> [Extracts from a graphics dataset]
>>>>>

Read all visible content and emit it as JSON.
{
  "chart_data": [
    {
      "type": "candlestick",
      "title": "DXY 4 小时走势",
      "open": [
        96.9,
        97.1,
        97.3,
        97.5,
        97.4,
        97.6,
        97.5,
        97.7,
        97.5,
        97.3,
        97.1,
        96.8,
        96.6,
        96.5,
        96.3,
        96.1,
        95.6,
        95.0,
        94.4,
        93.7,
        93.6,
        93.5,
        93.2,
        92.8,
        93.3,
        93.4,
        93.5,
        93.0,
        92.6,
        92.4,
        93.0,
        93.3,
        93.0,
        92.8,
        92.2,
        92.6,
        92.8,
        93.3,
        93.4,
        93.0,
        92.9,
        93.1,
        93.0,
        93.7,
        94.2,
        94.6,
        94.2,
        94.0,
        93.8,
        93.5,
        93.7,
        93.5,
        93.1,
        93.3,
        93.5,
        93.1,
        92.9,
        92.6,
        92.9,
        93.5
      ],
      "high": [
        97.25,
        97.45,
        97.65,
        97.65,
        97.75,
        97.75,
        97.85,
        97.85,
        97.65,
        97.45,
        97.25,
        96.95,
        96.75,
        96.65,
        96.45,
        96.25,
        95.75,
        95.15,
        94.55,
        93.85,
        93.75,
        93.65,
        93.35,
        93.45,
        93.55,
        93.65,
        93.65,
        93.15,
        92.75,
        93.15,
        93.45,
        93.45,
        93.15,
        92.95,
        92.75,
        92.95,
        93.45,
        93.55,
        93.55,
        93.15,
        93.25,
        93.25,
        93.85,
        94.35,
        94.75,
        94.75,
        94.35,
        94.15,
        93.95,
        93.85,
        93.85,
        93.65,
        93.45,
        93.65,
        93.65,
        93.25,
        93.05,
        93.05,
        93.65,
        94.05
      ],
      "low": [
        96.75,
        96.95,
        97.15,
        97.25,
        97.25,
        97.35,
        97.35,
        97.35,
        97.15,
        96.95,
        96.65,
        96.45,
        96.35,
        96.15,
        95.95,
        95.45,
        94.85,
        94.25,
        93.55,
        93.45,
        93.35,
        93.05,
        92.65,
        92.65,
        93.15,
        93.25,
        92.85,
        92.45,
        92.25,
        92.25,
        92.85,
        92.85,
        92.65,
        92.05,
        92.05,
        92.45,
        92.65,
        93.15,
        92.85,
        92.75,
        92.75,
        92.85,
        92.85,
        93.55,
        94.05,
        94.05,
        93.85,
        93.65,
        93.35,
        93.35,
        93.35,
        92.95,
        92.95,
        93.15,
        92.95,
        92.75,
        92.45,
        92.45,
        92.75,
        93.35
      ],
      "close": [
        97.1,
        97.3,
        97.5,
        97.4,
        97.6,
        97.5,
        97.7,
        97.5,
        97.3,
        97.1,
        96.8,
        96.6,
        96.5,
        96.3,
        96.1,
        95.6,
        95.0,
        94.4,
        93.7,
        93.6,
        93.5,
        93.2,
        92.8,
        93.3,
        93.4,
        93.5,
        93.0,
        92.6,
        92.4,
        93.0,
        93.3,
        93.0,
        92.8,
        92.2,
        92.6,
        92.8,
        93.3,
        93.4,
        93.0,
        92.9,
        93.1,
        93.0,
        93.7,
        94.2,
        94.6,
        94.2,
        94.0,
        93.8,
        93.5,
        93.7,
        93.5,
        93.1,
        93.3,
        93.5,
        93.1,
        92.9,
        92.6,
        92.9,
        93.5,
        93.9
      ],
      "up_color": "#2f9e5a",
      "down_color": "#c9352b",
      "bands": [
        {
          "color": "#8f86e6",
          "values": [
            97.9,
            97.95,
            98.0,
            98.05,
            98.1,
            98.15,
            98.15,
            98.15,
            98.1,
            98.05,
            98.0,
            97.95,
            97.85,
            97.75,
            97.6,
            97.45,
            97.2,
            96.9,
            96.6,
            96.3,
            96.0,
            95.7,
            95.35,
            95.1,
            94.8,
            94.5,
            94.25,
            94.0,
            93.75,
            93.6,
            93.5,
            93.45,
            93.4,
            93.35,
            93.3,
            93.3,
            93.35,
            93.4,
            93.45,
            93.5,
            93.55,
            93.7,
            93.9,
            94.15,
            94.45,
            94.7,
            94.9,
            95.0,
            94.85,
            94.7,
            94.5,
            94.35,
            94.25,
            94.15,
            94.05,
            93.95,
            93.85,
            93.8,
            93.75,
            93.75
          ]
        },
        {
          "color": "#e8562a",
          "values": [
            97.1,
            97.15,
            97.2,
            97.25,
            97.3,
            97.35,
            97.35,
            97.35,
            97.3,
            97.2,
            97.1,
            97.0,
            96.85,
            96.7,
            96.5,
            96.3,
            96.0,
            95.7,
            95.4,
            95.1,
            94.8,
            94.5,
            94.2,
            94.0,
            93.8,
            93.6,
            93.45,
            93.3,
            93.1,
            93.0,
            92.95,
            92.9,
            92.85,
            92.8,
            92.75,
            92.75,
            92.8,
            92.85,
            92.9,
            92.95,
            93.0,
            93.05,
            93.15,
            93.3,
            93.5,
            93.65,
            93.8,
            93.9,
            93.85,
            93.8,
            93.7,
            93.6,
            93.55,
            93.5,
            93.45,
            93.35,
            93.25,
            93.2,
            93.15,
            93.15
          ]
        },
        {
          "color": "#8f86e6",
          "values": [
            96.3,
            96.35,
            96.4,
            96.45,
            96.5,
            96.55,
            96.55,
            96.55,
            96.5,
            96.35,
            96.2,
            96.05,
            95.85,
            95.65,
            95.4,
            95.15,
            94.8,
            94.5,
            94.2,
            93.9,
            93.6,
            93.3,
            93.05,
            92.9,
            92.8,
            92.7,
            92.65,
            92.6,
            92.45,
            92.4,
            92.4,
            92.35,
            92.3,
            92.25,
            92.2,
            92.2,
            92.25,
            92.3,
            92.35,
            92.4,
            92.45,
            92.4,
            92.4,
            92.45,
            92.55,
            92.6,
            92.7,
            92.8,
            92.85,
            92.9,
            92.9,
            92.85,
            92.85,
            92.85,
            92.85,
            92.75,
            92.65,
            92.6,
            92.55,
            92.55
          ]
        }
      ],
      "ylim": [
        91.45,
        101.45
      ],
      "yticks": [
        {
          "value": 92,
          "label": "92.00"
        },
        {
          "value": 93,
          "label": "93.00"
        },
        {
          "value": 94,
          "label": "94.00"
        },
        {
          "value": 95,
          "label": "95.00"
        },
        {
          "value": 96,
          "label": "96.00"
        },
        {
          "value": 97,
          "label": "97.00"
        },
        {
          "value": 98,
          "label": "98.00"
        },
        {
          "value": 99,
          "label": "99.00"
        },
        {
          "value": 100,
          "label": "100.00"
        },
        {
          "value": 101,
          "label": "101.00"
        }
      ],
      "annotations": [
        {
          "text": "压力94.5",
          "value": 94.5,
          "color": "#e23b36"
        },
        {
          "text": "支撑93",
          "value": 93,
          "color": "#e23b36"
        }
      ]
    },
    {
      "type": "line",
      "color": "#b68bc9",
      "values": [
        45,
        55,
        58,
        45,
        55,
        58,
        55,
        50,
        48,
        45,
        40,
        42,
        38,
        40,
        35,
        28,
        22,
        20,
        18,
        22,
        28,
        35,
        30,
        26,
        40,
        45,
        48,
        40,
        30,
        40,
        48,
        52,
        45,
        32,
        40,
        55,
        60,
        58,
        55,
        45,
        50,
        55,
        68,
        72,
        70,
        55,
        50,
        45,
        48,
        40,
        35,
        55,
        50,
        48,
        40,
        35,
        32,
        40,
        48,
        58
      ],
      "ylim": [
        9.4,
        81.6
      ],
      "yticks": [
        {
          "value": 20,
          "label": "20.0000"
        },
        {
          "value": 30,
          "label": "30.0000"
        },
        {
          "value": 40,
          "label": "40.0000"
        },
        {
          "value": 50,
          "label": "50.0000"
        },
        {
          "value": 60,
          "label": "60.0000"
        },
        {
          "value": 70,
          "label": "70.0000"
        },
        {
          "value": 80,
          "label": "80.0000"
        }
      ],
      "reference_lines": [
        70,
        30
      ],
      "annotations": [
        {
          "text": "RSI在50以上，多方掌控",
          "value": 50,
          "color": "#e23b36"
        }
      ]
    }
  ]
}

<<<<<

> [Written task] Give the count of lines in the data above that hold the string "text", with no additional words.

> [Expected answer] 3